[Collection entries]

---------------

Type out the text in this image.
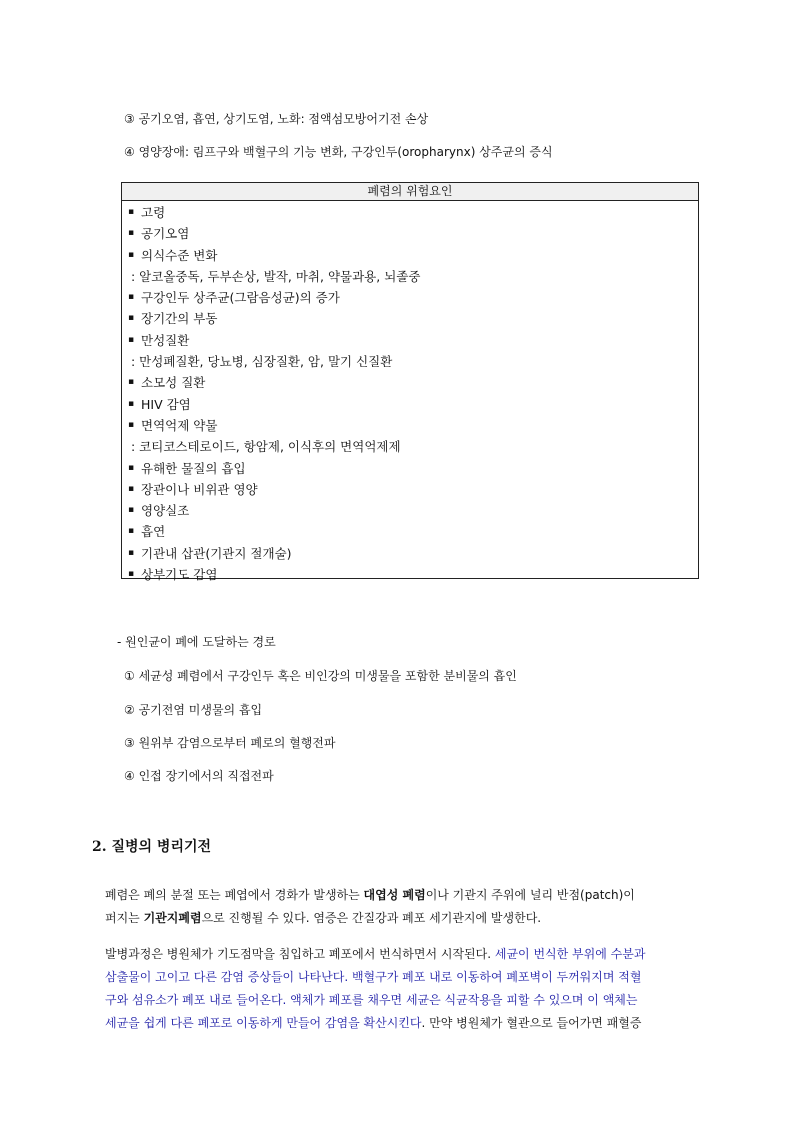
③ 공기오염, 흡연, 상기도염, 노화: 점액섬모방어기전 손상
④ 영양장애: 림프구와 백혈구의 기능 변화, 구강인두(oropharynx) 상주균의 증식
폐렴의 위험요인
▪ 고령
▪ 공기오염
▪ 의식수준 변화
: 알코올중독, 두부손상, 발작, 마취, 약물과용, 뇌졸중
▪ 구강인두 상주균(그람음성균)의 증가
▪ 장기간의 부동
▪ 만성질환
: 만성폐질환, 당뇨병, 심장질환, 암, 말기 신질환
▪ 소모성 질환
▪ HIV 감염
▪ 면역억제 약물
: 코티코스테로이드, 항암제, 이식후의 면역억제제
▪ 유해한 물질의 흡입
▪ 장관이나 비위관 영양
▪ 영양실조
▪ 흡연
▪ 기관내 삽관(기관지 절개술)
▪ 상부기도 감염
- 원인균이 폐에 도달하는 경로
① 세균성 폐렴에서 구강인두 혹은 비인강의 미생물을 포함한 분비물의 흡인
② 공기전염 미생물의 흡입
③ 원위부 감염으로부터 폐로의 혈행전파
④ 인접 장기에서의 직접전파
2. 질병의 병리기전
폐렴은 폐의 분절 또는 폐엽에서 경화가 발생하는 대엽성 폐렴이나 기관지 주위에 널리 반점(patch)이
퍼지는 기관지폐렴으로 진행될 수 있다. 염증은 간질강과 폐포 세기관지에 발생한다.
발병과정은 병원체가 기도점막을 침입하고 폐포에서 번식하면서 시작된다. 세균이 번식한 부위에 수분과
삼출물이 고이고 다른 감염 증상들이 나타난다. 백혈구가 폐포 내로 이동하여 폐포벽이 두꺼워지며 적혈
구와 섬유소가 폐포 내로 들어온다. 액체가 폐포를 채우면 세균은 식균작용을 피할 수 있으며 이 액체는
세균을 쉽게 다른 폐포로 이동하게 만들어 감염을 확산시킨다. 만약 병원체가 혈관으로 들어가면 패혈증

---------------

(Stated task): Reproduce each line exactly as it appears, omitting the pictures.

(Answer to this task):
Type out the text in this image.
③ 공기오염, 흡연, 상기도염, 노화: 점액섬모방어기전 손상
④ 영양장애: 림프구와 백혈구의 기능 변화, 구강인두(oropharynx) 상주균의 증식
폐렴의 위험요인
▪ 고령
▪ 공기오염
▪ 의식수준 변화
: 알코올중독, 두부손상, 발작, 마취, 약물과용, 뇌졸중
▪ 구강인두 상주균(그람음성균)의 증가
▪ 장기간의 부동
▪ 만성질환
: 만성폐질환, 당뇨병, 심장질환, 암, 말기 신질환
▪ 소모성 질환
▪ HIV 감염
▪ 면역억제 약물
: 코티코스테로이드, 항암제, 이식후의 면역억제제
▪ 유해한 물질의 흡입
▪ 장관이나 비위관 영양
▪ 영양실조
▪ 흡연
▪ 기관내 삽관(기관지 절개술)
▪ 상부기도 감염
- 원인균이 폐에 도달하는 경로
① 세균성 폐렴에서 구강인두 혹은 비인강의 미생물을 포함한 분비물의 흡인
② 공기전염 미생물의 흡입
③ 원위부 감염으로부터 폐로의 혈행전파
④ 인접 장기에서의 직접전파
2. 질병의 병리기전
폐렴은 폐의 분절 또는 폐엽에서 경화가 발생하는 대엽성 폐렴이나 기관지 주위에 널리 반점(patch)이
퍼지는 기관지폐렴으로 진행될 수 있다. 염증은 간질강과 폐포 세기관지에 발생한다.
발병과정은 병원체가 기도점막을 침입하고 폐포에서 번식하면서 시작된다. 세균이 번식한 부위에 수분과
삼출물이 고이고 다른 감염 증상들이 나타난다. 백혈구가 폐포 내로 이동하여 폐포벽이 두꺼워지며 적혈
구와 섬유소가 폐포 내로 들어온다. 액체가 폐포를 채우면 세균은 식균작용을 피할 수 있으며 이 액체는
세균을 쉽게 다른 폐포로 이동하게 만들어 감염을 확산시킨다. 만약 병원체가 혈관으로 들어가면 패혈증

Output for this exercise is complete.